→ EXERCISE DETAILS: Write every line out verbatim and omit the pictures.

→ DATASET:
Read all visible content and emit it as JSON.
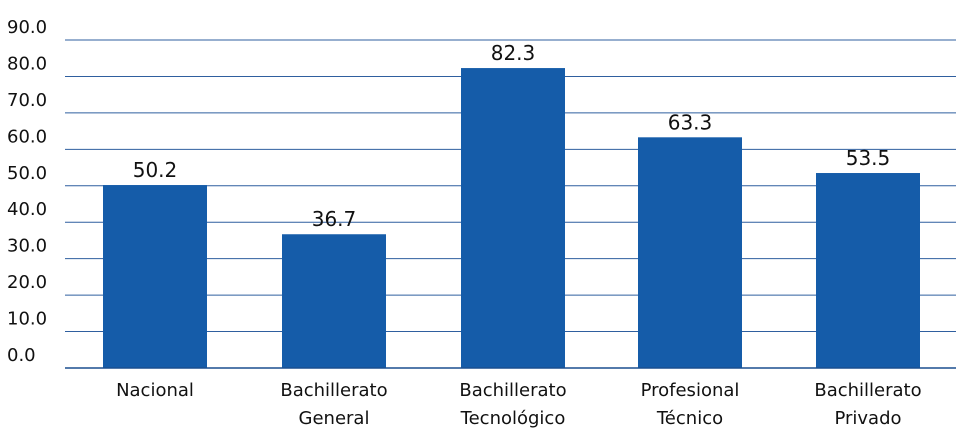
{
  "chart_data": {
    "type": "bar",
    "title": "",
    "xlabel": "",
    "ylabel": "",
    "categories": [
      [
        "Nacional"
      ],
      [
        "Bachillerato",
        "General"
      ],
      [
        "Bachillerato",
        "Tecnológico"
      ],
      [
        "Profesional",
        "Técnico"
      ],
      [
        "Bachillerato",
        "Privado"
      ]
    ],
    "values": [
      50.2,
      36.7,
      82.3,
      63.3,
      53.5
    ],
    "value_labels": [
      "50.2",
      "36.7",
      "82.3",
      "63.3",
      "53.5"
    ],
    "ylim": [
      0,
      90
    ],
    "yticks": [
      "0.0",
      "10.0",
      "20.0",
      "30.0",
      "40.0",
      "50.0",
      "60.0",
      "70.0",
      "80.0",
      "90.0"
    ],
    "grid": true,
    "legend": "none",
    "colors": {
      "bar": "#155ca9",
      "grid": "#2f5f9f",
      "axis": "#1a4f8f",
      "text": "#111111"
    }
  }
}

→ THE RESPONSE:
Read all visible content and emit it as JSON.
{
  "chart_data": {
    "type": "bar",
    "title": "",
    "xlabel": "",
    "ylabel": "",
    "categories": [
      [
        "Nacional"
      ],
      [
        "Bachillerato",
        "General"
      ],
      [
        "Bachillerato",
        "Tecnológico"
      ],
      [
        "Profesional",
        "Técnico"
      ],
      [
        "Bachillerato",
        "Privado"
      ]
    ],
    "values": [
      50.2,
      36.7,
      82.3,
      63.3,
      53.5
    ],
    "value_labels": [
      "50.2",
      "36.7",
      "82.3",
      "63.3",
      "53.5"
    ],
    "ylim": [
      0,
      90
    ],
    "yticks": [
      "0.0",
      "10.0",
      "20.0",
      "30.0",
      "40.0",
      "50.0",
      "60.0",
      "70.0",
      "80.0",
      "90.0"
    ],
    "grid": true,
    "legend": "none",
    "colors": {
      "bar": "#155ca9",
      "grid": "#2f5f9f",
      "axis": "#1a4f8f",
      "text": "#111111"
    }
  }
}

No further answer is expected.